*PROBLEM REQUIREMENTS:* Please print every record below exactly as it appears.

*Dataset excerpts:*
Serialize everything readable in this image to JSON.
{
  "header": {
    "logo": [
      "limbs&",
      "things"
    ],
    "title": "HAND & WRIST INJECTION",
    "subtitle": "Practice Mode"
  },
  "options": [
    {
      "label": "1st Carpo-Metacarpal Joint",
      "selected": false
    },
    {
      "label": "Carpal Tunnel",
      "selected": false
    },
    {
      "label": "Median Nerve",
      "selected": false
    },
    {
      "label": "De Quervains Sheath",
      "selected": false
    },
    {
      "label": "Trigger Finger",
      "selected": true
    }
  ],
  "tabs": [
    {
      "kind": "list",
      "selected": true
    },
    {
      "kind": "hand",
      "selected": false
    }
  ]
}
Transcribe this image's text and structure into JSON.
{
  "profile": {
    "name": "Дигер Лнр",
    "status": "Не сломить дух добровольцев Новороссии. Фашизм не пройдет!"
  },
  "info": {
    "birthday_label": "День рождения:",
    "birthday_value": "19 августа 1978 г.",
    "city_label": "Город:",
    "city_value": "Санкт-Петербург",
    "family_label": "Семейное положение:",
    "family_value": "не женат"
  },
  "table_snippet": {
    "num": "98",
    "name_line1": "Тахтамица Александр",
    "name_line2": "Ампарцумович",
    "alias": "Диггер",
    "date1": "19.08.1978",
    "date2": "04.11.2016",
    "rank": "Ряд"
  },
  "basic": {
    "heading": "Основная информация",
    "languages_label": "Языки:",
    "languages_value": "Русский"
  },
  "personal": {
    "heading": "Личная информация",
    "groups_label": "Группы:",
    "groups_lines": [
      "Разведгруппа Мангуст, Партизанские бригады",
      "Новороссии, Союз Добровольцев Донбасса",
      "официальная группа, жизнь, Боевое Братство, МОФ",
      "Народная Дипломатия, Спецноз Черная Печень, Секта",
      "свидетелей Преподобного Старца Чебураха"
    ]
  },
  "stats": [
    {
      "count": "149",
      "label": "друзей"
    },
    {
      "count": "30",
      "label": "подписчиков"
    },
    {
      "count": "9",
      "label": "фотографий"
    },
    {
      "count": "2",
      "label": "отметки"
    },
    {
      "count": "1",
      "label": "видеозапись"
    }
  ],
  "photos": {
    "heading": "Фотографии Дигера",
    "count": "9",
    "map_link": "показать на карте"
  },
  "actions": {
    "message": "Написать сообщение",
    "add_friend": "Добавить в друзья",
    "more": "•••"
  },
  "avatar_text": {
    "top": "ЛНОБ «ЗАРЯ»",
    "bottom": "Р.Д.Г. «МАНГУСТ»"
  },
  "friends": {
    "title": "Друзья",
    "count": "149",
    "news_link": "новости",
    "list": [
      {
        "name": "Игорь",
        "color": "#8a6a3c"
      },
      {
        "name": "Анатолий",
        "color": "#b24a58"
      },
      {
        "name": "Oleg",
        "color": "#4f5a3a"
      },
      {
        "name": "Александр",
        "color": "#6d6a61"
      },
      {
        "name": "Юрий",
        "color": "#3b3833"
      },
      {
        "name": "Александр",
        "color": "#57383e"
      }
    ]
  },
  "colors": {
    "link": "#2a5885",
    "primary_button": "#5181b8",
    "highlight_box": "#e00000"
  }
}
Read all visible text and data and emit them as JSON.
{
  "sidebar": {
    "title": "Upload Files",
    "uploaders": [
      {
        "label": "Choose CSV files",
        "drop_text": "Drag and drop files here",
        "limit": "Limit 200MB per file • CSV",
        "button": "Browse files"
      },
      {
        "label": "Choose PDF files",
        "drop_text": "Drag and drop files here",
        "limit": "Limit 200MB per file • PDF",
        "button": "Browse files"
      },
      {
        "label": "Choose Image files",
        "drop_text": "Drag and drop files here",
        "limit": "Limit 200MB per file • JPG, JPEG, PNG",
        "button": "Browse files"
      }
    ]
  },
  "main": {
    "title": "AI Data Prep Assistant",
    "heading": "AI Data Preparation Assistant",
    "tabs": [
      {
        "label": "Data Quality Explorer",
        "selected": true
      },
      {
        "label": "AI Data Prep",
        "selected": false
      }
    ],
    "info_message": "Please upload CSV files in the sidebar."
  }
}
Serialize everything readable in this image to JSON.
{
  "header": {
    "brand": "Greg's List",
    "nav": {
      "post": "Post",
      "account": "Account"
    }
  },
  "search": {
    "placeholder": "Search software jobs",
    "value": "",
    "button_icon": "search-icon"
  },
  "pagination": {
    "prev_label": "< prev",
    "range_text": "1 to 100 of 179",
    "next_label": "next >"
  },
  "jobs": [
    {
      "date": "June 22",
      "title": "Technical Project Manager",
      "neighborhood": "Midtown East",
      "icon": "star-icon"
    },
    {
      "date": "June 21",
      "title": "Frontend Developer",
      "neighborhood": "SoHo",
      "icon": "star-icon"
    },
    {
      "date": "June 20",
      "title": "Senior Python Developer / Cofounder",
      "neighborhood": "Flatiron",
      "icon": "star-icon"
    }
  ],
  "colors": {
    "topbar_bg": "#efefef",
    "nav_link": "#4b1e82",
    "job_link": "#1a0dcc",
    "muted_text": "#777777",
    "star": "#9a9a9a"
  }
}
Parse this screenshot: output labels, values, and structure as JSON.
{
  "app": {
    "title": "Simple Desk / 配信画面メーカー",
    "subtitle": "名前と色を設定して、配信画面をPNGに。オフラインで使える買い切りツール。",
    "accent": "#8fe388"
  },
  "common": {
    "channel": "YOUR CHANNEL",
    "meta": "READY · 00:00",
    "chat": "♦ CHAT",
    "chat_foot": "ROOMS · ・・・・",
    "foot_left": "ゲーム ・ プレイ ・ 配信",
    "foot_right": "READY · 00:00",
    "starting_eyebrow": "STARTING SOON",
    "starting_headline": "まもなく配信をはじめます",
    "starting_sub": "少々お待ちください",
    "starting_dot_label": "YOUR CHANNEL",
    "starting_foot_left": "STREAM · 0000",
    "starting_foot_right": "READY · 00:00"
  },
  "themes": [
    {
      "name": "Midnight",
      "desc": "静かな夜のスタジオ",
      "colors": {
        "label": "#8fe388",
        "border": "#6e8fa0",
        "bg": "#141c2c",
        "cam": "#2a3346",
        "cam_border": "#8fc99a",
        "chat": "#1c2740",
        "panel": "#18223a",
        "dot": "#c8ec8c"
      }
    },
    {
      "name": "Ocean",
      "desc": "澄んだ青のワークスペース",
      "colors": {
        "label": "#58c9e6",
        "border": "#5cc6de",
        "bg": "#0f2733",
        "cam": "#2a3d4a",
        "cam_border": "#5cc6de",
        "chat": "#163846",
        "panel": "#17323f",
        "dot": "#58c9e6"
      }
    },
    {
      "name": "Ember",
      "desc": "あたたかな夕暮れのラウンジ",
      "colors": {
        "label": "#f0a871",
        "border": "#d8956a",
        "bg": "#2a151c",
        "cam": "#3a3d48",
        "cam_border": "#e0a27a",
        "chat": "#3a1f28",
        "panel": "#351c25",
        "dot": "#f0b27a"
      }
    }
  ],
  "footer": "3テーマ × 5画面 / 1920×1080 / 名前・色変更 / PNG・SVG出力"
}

*WORKED ANSWER:*
Serialize everything readable in this image to JSON.
{
  "header": {
    "logo": [
      "limbs&",
      "things"
    ],
    "title": "HAND & WRIST INJECTION",
    "subtitle": "Practice Mode"
  },
  "options": [
    {
      "label": "1st Carpo-Metacarpal Joint",
      "selected": false
    },
    {
      "label": "Carpal Tunnel",
      "selected": false
    },
    {
      "label": "Median Nerve",
      "selected": false
    },
    {
      "label": "De Quervains Sheath",
      "selected": false
    },
    {
      "label": "Trigger Finger",
      "selected": true
    }
  ],
  "tabs": [
    {
      "kind": "list",
      "selected": true
    },
    {
      "kind": "hand",
      "selected": false
    }
  ]
}
Transcribe this image's text and structure into JSON.
{
  "profile": {
    "name": "Дигер Лнр",
    "status": "Не сломить дух добровольцев Новороссии. Фашизм не пройдет!"
  },
  "info": {
    "birthday_label": "День рождения:",
    "birthday_value": "19 августа 1978 г.",
    "city_label": "Город:",
    "city_value": "Санкт-Петербург",
    "family_label": "Семейное положение:",
    "family_value": "не женат"
  },
  "table_snippet": {
    "num": "98",
    "name_line1": "Тахтамица Александр",
    "name_line2": "Ампарцумович",
    "alias": "Диггер",
    "date1": "19.08.1978",
    "date2": "04.11.2016",
    "rank": "Ряд"
  },
  "basic": {
    "heading": "Основная информация",
    "languages_label": "Языки:",
    "languages_value": "Русский"
  },
  "personal": {
    "heading": "Личная информация",
    "groups_label": "Группы:",
    "groups_lines": [
      "Разведгруппа Мангуст, Партизанские бригады",
      "Новороссии, Союз Добровольцев Донбасса",
      "официальная группа, жизнь, Боевое Братство, МОФ",
      "Народная Дипломатия, Спецноз Черная Печень, Секта",
      "свидетелей Преподобного Старца Чебураха"
    ]
  },
  "stats": [
    {
      "count": "149",
      "label": "друзей"
    },
    {
      "count": "30",
      "label": "подписчиков"
    },
    {
      "count": "9",
      "label": "фотографий"
    },
    {
      "count": "2",
      "label": "отметки"
    },
    {
      "count": "1",
      "label": "видеозапись"
    }
  ],
  "photos": {
    "heading": "Фотографии Дигера",
    "count": "9",
    "map_link": "показать на карте"
  },
  "actions": {
    "message": "Написать сообщение",
    "add_friend": "Добавить в друзья",
    "more": "•••"
  },
  "avatar_text": {
    "top": "ЛНОБ «ЗАРЯ»",
    "bottom": "Р.Д.Г. «МАНГУСТ»"
  },
  "friends": {
    "title": "Друзья",
    "count": "149",
    "news_link": "новости",
    "list": [
      {
        "name": "Игорь",
        "color": "#8a6a3c"
      },
      {
        "name": "Анатолий",
        "color": "#b24a58"
      },
      {
        "name": "Oleg",
        "color": "#4f5a3a"
      },
      {
        "name": "Александр",
        "color": "#6d6a61"
      },
      {
        "name": "Юрий",
        "color": "#3b3833"
      },
      {
        "name": "Александр",
        "color": "#57383e"
      }
    ]
  },
  "colors": {
    "link": "#2a5885",
    "primary_button": "#5181b8",
    "highlight_box": "#e00000"
  }
}
Read all visible text and data and emit them as JSON.
{
  "sidebar": {
    "title": "Upload Files",
    "uploaders": [
      {
        "label": "Choose CSV files",
        "drop_text": "Drag and drop files here",
        "limit": "Limit 200MB per file • CSV",
        "button": "Browse files"
      },
      {
        "label": "Choose PDF files",
        "drop_text": "Drag and drop files here",
        "limit": "Limit 200MB per file • PDF",
        "button": "Browse files"
      },
      {
        "label": "Choose Image files",
        "drop_text": "Drag and drop files here",
        "limit": "Limit 200MB per file • JPG, JPEG, PNG",
        "button": "Browse files"
      }
    ]
  },
  "main": {
    "title": "AI Data Prep Assistant",
    "heading": "AI Data Preparation Assistant",
    "tabs": [
      {
        "label": "Data Quality Explorer",
        "selected": true
      },
      {
        "label": "AI Data Prep",
        "selected": false
      }
    ],
    "info_message": "Please upload CSV files in the sidebar."
  }
}
Serialize everything readable in this image to JSON.
{
  "header": {
    "brand": "Greg's List",
    "nav": {
      "post": "Post",
      "account": "Account"
    }
  },
  "search": {
    "placeholder": "Search software jobs",
    "value": "",
    "button_icon": "search-icon"
  },
  "pagination": {
    "prev_label": "< prev",
    "range_text": "1 to 100 of 179",
    "next_label": "next >"
  },
  "jobs": [
    {
      "date": "June 22",
      "title": "Technical Project Manager",
      "neighborhood": "Midtown East",
      "icon": "star-icon"
    },
    {
      "date": "June 21",
      "title": "Frontend Developer",
      "neighborhood": "SoHo",
      "icon": "star-icon"
    },
    {
      "date": "June 20",
      "title": "Senior Python Developer / Cofounder",
      "neighborhood": "Flatiron",
      "icon": "star-icon"
    }
  ],
  "colors": {
    "topbar_bg": "#efefef",
    "nav_link": "#4b1e82",
    "job_link": "#1a0dcc",
    "muted_text": "#777777",
    "star": "#9a9a9a"
  }
}
Parse this screenshot: output labels, values, and structure as JSON.
{
  "app": {
    "title": "Simple Desk / 配信画面メーカー",
    "subtitle": "名前と色を設定して、配信画面をPNGに。オフラインで使える買い切りツール。",
    "accent": "#8fe388"
  },
  "common": {
    "channel": "YOUR CHANNEL",
    "meta": "READY · 00:00",
    "chat": "♦ CHAT",
    "chat_foot": "ROOMS · ・・・・",
    "foot_left": "ゲーム ・ プレイ ・ 配信",
    "foot_right": "READY · 00:00",
    "starting_eyebrow": "STARTING SOON",
    "starting_headline": "まもなく配信をはじめます",
    "starting_sub": "少々お待ちください",
    "starting_dot_label": "YOUR CHANNEL",
    "starting_foot_left": "STREAM · 0000",
    "starting_foot_right": "READY · 00:00"
  },
  "themes": [
    {
      "name": "Midnight",
      "desc": "静かな夜のスタジオ",
      "colors": {
        "label": "#8fe388",
        "border": "#6e8fa0",
        "bg": "#141c2c",
        "cam": "#2a3346",
        "cam_border": "#8fc99a",
        "chat": "#1c2740",
        "panel": "#18223a",
        "dot": "#c8ec8c"
      }
    },
    {
      "name": "Ocean",
      "desc": "澄んだ青のワークスペース",
      "colors": {
        "label": "#58c9e6",
        "border": "#5cc6de",
        "bg": "#0f2733",
        "cam": "#2a3d4a",
        "cam_border": "#5cc6de",
        "chat": "#163846",
        "panel": "#17323f",
        "dot": "#58c9e6"
      }
    },
    {
      "name": "Ember",
      "desc": "あたたかな夕暮れのラウンジ",
      "colors": {
        "label": "#f0a871",
        "border": "#d8956a",
        "bg": "#2a151c",
        "cam": "#3a3d48",
        "cam_border": "#e0a27a",
        "chat": "#3a1f28",
        "panel": "#351c25",
        "dot": "#f0b27a"
      }
    }
  ],
  "footer": "3テーマ × 5画面 / 1920×1080 / 名前・色変更 / PNG・SVG出力"
}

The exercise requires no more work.